§ Written request
Write out the records below once more, exactly as they stand.

Stored records:
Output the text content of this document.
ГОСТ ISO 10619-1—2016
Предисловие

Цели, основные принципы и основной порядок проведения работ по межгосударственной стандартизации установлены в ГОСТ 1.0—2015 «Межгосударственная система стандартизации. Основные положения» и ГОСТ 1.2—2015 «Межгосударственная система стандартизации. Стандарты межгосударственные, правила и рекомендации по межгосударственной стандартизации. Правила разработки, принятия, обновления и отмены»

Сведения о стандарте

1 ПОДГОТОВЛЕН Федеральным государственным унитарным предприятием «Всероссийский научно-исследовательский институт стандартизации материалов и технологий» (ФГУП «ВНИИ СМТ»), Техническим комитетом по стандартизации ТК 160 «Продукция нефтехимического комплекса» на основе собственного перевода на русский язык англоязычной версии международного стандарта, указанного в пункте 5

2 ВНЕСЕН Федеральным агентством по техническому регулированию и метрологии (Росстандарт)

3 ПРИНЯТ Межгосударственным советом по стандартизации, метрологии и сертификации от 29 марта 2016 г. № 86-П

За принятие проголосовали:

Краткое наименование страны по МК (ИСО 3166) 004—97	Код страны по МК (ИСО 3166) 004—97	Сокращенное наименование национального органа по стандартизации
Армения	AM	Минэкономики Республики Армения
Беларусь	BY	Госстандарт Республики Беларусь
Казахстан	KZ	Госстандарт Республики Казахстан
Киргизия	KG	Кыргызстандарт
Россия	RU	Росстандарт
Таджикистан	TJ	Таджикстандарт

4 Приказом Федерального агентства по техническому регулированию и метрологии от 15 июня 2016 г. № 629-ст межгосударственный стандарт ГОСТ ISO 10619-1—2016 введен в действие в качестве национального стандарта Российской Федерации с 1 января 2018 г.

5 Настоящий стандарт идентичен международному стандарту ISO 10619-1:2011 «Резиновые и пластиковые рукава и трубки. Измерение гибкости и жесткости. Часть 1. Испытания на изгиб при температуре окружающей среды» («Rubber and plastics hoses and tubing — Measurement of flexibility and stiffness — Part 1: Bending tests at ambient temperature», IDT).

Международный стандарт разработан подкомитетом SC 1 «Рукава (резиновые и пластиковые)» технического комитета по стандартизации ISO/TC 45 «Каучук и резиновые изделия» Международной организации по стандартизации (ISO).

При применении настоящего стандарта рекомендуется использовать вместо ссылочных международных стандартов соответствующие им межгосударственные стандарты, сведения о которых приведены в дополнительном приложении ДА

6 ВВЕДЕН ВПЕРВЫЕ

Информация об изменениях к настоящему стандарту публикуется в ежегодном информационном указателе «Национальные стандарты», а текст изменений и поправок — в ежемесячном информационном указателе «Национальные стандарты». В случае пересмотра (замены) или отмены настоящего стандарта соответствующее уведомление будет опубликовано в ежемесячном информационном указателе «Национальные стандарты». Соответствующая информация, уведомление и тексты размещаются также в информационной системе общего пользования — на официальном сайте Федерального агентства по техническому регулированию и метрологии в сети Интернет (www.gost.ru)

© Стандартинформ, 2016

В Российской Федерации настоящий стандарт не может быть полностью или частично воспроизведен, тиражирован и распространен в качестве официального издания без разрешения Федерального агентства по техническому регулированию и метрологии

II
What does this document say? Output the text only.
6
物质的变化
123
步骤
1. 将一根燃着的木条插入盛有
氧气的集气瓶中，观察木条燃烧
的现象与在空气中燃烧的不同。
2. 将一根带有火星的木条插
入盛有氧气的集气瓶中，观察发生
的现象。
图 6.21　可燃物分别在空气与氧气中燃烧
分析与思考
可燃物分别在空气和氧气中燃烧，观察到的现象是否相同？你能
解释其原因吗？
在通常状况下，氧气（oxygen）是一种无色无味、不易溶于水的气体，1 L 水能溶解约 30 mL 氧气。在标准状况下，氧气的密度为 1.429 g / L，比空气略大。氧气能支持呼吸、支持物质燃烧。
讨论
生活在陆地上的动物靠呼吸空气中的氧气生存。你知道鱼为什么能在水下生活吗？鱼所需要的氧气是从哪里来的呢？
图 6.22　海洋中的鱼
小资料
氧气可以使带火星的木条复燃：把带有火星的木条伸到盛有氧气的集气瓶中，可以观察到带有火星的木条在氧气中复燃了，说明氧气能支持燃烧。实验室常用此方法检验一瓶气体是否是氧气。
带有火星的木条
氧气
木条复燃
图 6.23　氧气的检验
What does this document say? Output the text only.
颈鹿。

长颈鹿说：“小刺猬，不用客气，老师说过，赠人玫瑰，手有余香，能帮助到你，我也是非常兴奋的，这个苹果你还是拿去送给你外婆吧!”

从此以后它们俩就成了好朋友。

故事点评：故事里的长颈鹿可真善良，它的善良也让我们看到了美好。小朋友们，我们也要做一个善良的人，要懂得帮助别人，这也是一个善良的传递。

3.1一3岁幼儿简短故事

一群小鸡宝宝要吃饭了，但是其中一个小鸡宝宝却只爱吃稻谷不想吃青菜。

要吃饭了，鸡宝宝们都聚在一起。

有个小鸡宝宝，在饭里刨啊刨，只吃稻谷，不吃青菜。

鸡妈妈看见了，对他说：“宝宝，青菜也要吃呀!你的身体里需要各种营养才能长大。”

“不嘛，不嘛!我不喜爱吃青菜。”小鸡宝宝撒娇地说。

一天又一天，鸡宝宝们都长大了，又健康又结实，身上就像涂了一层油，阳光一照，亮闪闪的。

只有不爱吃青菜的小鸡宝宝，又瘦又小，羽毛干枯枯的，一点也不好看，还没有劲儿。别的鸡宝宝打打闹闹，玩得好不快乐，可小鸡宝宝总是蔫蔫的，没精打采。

§ Full response
Output the text content of this document.
ГОСТ ISO 10619-1—2016
Предисловие

Цели, основные принципы и основной порядок проведения работ по межгосударственной стандартизации установлены в ГОСТ 1.0—2015 «Межгосударственная система стандартизации. Основные положения» и ГОСТ 1.2—2015 «Межгосударственная система стандартизации. Стандарты межгосударственные, правила и рекомендации по межгосударственной стандартизации. Правила разработки, принятия, обновления и отмены»

Сведения о стандарте

1 ПОДГОТОВЛЕН Федеральным государственным унитарным предприятием «Всероссийский научно-исследовательский институт стандартизации материалов и технологий» (ФГУП «ВНИИ СМТ»), Техническим комитетом по стандартизации ТК 160 «Продукция нефтехимического комплекса» на основе собственного перевода на русский язык англоязычной версии международного стандарта, указанного в пункте 5

2 ВНЕСЕН Федеральным агентством по техническому регулированию и метрологии (Росстандарт)

3 ПРИНЯТ Межгосударственным советом по стандартизации, метрологии и сертификации от 29 марта 2016 г. № 86-П

За принятие проголосовали:

Краткое наименование страны по МК (ИСО 3166) 004—97	Код страны по МК (ИСО 3166) 004—97	Сокращенное наименование национального органа по стандартизации
Армения	AM	Минэкономики Республики Армения
Беларусь	BY	Госстандарт Республики Беларусь
Казахстан	KZ	Госстандарт Республики Казахстан
Киргизия	KG	Кыргызстандарт
Россия	RU	Росстандарт
Таджикистан	TJ	Таджикстандарт

4 Приказом Федерального агентства по техническому регулированию и метрологии от 15 июня 2016 г. № 629-ст межгосударственный стандарт ГОСТ ISO 10619-1—2016 введен в действие в качестве национального стандарта Российской Федерации с 1 января 2018 г.

5 Настоящий стандарт идентичен международному стандарту ISO 10619-1:2011 «Резиновые и пластиковые рукава и трубки. Измерение гибкости и жесткости. Часть 1. Испытания на изгиб при температуре окружающей среды» («Rubber and plastics hoses and tubing — Measurement of flexibility and stiffness — Part 1: Bending tests at ambient temperature», IDT).

Международный стандарт разработан подкомитетом SC 1 «Рукава (резиновые и пластиковые)» технического комитета по стандартизации ISO/TC 45 «Каучук и резиновые изделия» Международной организации по стандартизации (ISO).

При применении настоящего стандарта рекомендуется использовать вместо ссылочных международных стандартов соответствующие им межгосударственные стандарты, сведения о которых приведены в дополнительном приложении ДА

6 ВВЕДЕН ВПЕРВЫЕ

Информация об изменениях к настоящему стандарту публикуется в ежегодном информационном указателе «Национальные стандарты», а текст изменений и поправок — в ежемесячном информационном указателе «Национальные стандарты». В случае пересмотра (замены) или отмены настоящего стандарта соответствующее уведомление будет опубликовано в ежемесячном информационном указателе «Национальные стандарты». Соответствующая информация, уведомление и тексты размещаются также в информационной системе общего пользования — на официальном сайте Федерального агентства по техническому регулированию и метрологии в сети Интернет (www.gost.ru)

© Стандартинформ, 2016

В Российской Федерации настоящий стандарт не может быть полностью или частично воспроизведен, тиражирован и распространен в качестве официального издания без разрешения Федерального агентства по техническому регулированию и метрологии

II
What does this document say? Output the text only.
6
物质的变化
123
步骤
1. 将一根燃着的木条插入盛有
氧气的集气瓶中，观察木条燃烧
的现象与在空气中燃烧的不同。
2. 将一根带有火星的木条插
入盛有氧气的集气瓶中，观察发生
的现象。
图 6.21　可燃物分别在空气与氧气中燃烧
分析与思考
可燃物分别在空气和氧气中燃烧，观察到的现象是否相同？你能
解释其原因吗？
在通常状况下，氧气（oxygen）是一种无色无味、不易溶于水的气体，1 L 水能溶解约 30 mL 氧气。在标准状况下，氧气的密度为 1.429 g / L，比空气略大。氧气能支持呼吸、支持物质燃烧。
讨论
生活在陆地上的动物靠呼吸空气中的氧气生存。你知道鱼为什么能在水下生活吗？鱼所需要的氧气是从哪里来的呢？
图 6.22　海洋中的鱼
小资料
氧气可以使带火星的木条复燃：把带有火星的木条伸到盛有氧气的集气瓶中，可以观察到带有火星的木条在氧气中复燃了，说明氧气能支持燃烧。实验室常用此方法检验一瓶气体是否是氧气。
带有火星的木条
氧气
木条复燃
图 6.23　氧气的检验
What does this document say? Output the text only.
颈鹿。

长颈鹿说：“小刺猬，不用客气，老师说过，赠人玫瑰，手有余香，能帮助到你，我也是非常兴奋的，这个苹果你还是拿去送给你外婆吧!”

从此以后它们俩就成了好朋友。

故事点评：故事里的长颈鹿可真善良，它的善良也让我们看到了美好。小朋友们，我们也要做一个善良的人，要懂得帮助别人，这也是一个善良的传递。

3.1一3岁幼儿简短故事

一群小鸡宝宝要吃饭了，但是其中一个小鸡宝宝却只爱吃稻谷不想吃青菜。

要吃饭了，鸡宝宝们都聚在一起。

有个小鸡宝宝，在饭里刨啊刨，只吃稻谷，不吃青菜。

鸡妈妈看见了，对他说：“宝宝，青菜也要吃呀!你的身体里需要各种营养才能长大。”

“不嘛，不嘛!我不喜爱吃青菜。”小鸡宝宝撒娇地说。

一天又一天，鸡宝宝们都长大了，又健康又结实，身上就像涂了一层油，阳光一照，亮闪闪的。

只有不爱吃青菜的小鸡宝宝，又瘦又小，羽毛干枯枯的，一点也不好看，还没有劲儿。别的鸡宝宝打打闹闹，玩得好不快乐，可小鸡宝宝总是蔫蔫的，没精打采。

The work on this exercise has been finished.